Exercise >>
Where a line of the material contains the string "JSON", copy that line.

[Excerpts from a figure dataset]
-*-*-

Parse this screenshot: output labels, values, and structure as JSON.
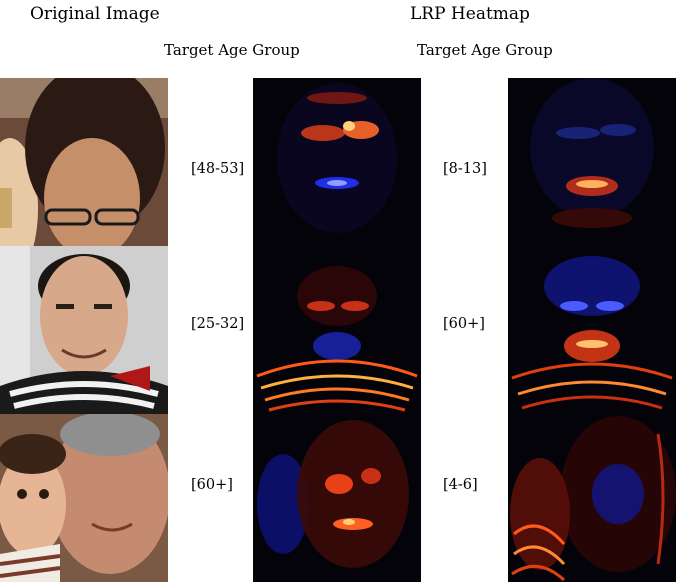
{
  "headers": {
    "original": "Original Image",
    "heatmap": "LRP Heatmap"
  },
  "subheaders": {
    "left": "Target Age Group",
    "right": "Target Age Group"
  },
  "rows": [
    {
      "label_a": "[48-53]",
      "label_b": "[8-13]"
    },
    {
      "label_a": "[25-32]",
      "label_b": "[60+]"
    },
    {
      "label_a": "[60+]",
      "label_b": "[4-6]"
    }
  ],
  "colors": {
    "positive_relevance": "#ff3a10",
    "negative_relevance": "#2233ff",
    "heatmap_background": "#05030a"
  }
}
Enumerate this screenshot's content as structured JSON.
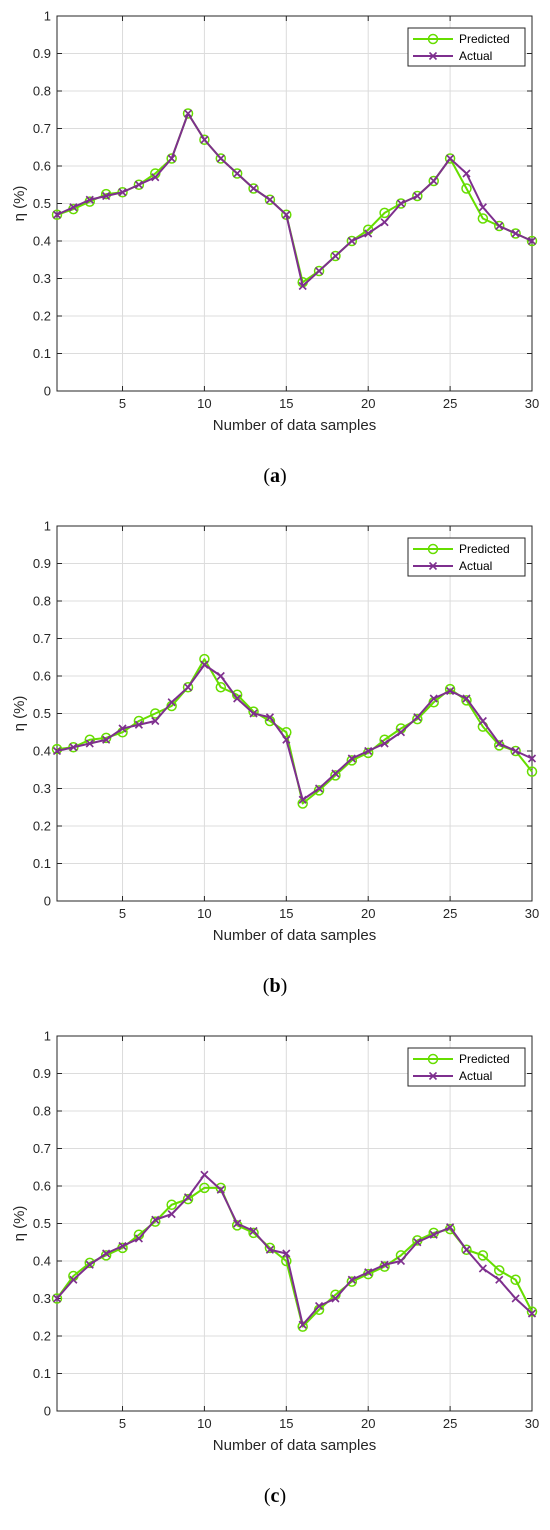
{
  "chart_data": [
    {
      "type": "line",
      "caption_letter": "a",
      "xlabel": "Number of data samples",
      "ylabel": "η (%)",
      "xlim": [
        1,
        30
      ],
      "ylim": [
        0,
        1
      ],
      "xticks": [
        5,
        10,
        15,
        20,
        25,
        30
      ],
      "yticks": [
        0,
        0.1,
        0.2,
        0.3,
        0.4,
        0.5,
        0.6,
        0.7,
        0.8,
        0.9,
        1
      ],
      "grid": true,
      "legend_position": "top-right",
      "x": [
        1,
        2,
        3,
        4,
        5,
        6,
        7,
        8,
        9,
        10,
        11,
        12,
        13,
        14,
        15,
        16,
        17,
        18,
        19,
        20,
        21,
        22,
        23,
        24,
        25,
        26,
        27,
        28,
        29,
        30
      ],
      "series": [
        {
          "name": "Predicted",
          "color": "#66dd00",
          "marker": "circle",
          "values": [
            0.47,
            0.485,
            0.505,
            0.525,
            0.53,
            0.55,
            0.58,
            0.62,
            0.74,
            0.67,
            0.62,
            0.58,
            0.54,
            0.51,
            0.47,
            0.29,
            0.32,
            0.36,
            0.4,
            0.43,
            0.475,
            0.5,
            0.52,
            0.56,
            0.62,
            0.54,
            0.46,
            0.44,
            0.42,
            0.4
          ]
        },
        {
          "name": "Actual",
          "color": "#7e2f8e",
          "marker": "x",
          "values": [
            0.47,
            0.49,
            0.51,
            0.52,
            0.53,
            0.55,
            0.57,
            0.62,
            0.74,
            0.67,
            0.62,
            0.58,
            0.54,
            0.51,
            0.47,
            0.28,
            0.32,
            0.36,
            0.4,
            0.42,
            0.45,
            0.5,
            0.52,
            0.56,
            0.62,
            0.58,
            0.49,
            0.44,
            0.42,
            0.4
          ]
        }
      ]
    },
    {
      "type": "line",
      "caption_letter": "b",
      "xlabel": "Number of data samples",
      "ylabel": "η (%)",
      "xlim": [
        1,
        30
      ],
      "ylim": [
        0,
        1
      ],
      "xticks": [
        5,
        10,
        15,
        20,
        25,
        30
      ],
      "yticks": [
        0,
        0.1,
        0.2,
        0.3,
        0.4,
        0.5,
        0.6,
        0.7,
        0.8,
        0.9,
        1
      ],
      "grid": true,
      "legend_position": "top-right",
      "x": [
        1,
        2,
        3,
        4,
        5,
        6,
        7,
        8,
        9,
        10,
        11,
        12,
        13,
        14,
        15,
        16,
        17,
        18,
        19,
        20,
        21,
        22,
        23,
        24,
        25,
        26,
        27,
        28,
        29,
        30
      ],
      "series": [
        {
          "name": "Predicted",
          "color": "#66dd00",
          "marker": "circle",
          "values": [
            0.405,
            0.41,
            0.43,
            0.435,
            0.45,
            0.48,
            0.5,
            0.52,
            0.57,
            0.645,
            0.57,
            0.55,
            0.505,
            0.48,
            0.45,
            0.26,
            0.295,
            0.335,
            0.375,
            0.395,
            0.43,
            0.46,
            0.485,
            0.53,
            0.565,
            0.535,
            0.465,
            0.415,
            0.4,
            0.345
          ]
        },
        {
          "name": "Actual",
          "color": "#7e2f8e",
          "marker": "x",
          "values": [
            0.4,
            0.41,
            0.42,
            0.43,
            0.46,
            0.47,
            0.48,
            0.53,
            0.57,
            0.63,
            0.6,
            0.54,
            0.5,
            0.49,
            0.43,
            0.27,
            0.3,
            0.34,
            0.38,
            0.4,
            0.42,
            0.45,
            0.49,
            0.54,
            0.56,
            0.54,
            0.48,
            0.42,
            0.4,
            0.38
          ]
        }
      ]
    },
    {
      "type": "line",
      "caption_letter": "c",
      "xlabel": "Number of data samples",
      "ylabel": "η (%)",
      "xlim": [
        1,
        30
      ],
      "ylim": [
        0,
        1
      ],
      "xticks": [
        5,
        10,
        15,
        20,
        25,
        30
      ],
      "yticks": [
        0,
        0.1,
        0.2,
        0.3,
        0.4,
        0.5,
        0.6,
        0.7,
        0.8,
        0.9,
        1
      ],
      "grid": true,
      "legend_position": "top-right",
      "x": [
        1,
        2,
        3,
        4,
        5,
        6,
        7,
        8,
        9,
        10,
        11,
        12,
        13,
        14,
        15,
        16,
        17,
        18,
        19,
        20,
        21,
        22,
        23,
        24,
        25,
        26,
        27,
        28,
        29,
        30
      ],
      "series": [
        {
          "name": "Predicted",
          "color": "#66dd00",
          "marker": "circle",
          "values": [
            0.3,
            0.36,
            0.395,
            0.415,
            0.435,
            0.47,
            0.505,
            0.55,
            0.565,
            0.595,
            0.595,
            0.495,
            0.475,
            0.435,
            0.4,
            0.225,
            0.27,
            0.31,
            0.345,
            0.365,
            0.385,
            0.415,
            0.455,
            0.475,
            0.485,
            0.43,
            0.415,
            0.375,
            0.35,
            0.265
          ]
        },
        {
          "name": "Actual",
          "color": "#7e2f8e",
          "marker": "x",
          "values": [
            0.3,
            0.35,
            0.39,
            0.42,
            0.44,
            0.46,
            0.51,
            0.525,
            0.57,
            0.63,
            0.59,
            0.5,
            0.48,
            0.43,
            0.42,
            0.23,
            0.28,
            0.3,
            0.35,
            0.37,
            0.39,
            0.4,
            0.45,
            0.47,
            0.49,
            0.43,
            0.38,
            0.35,
            0.3,
            0.26
          ]
        }
      ]
    }
  ]
}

-*-*-

Complete output >>
Parse this screenshot: output labels, values, and structure as JSON.
Enumerate this screenshot's content as structured JSON.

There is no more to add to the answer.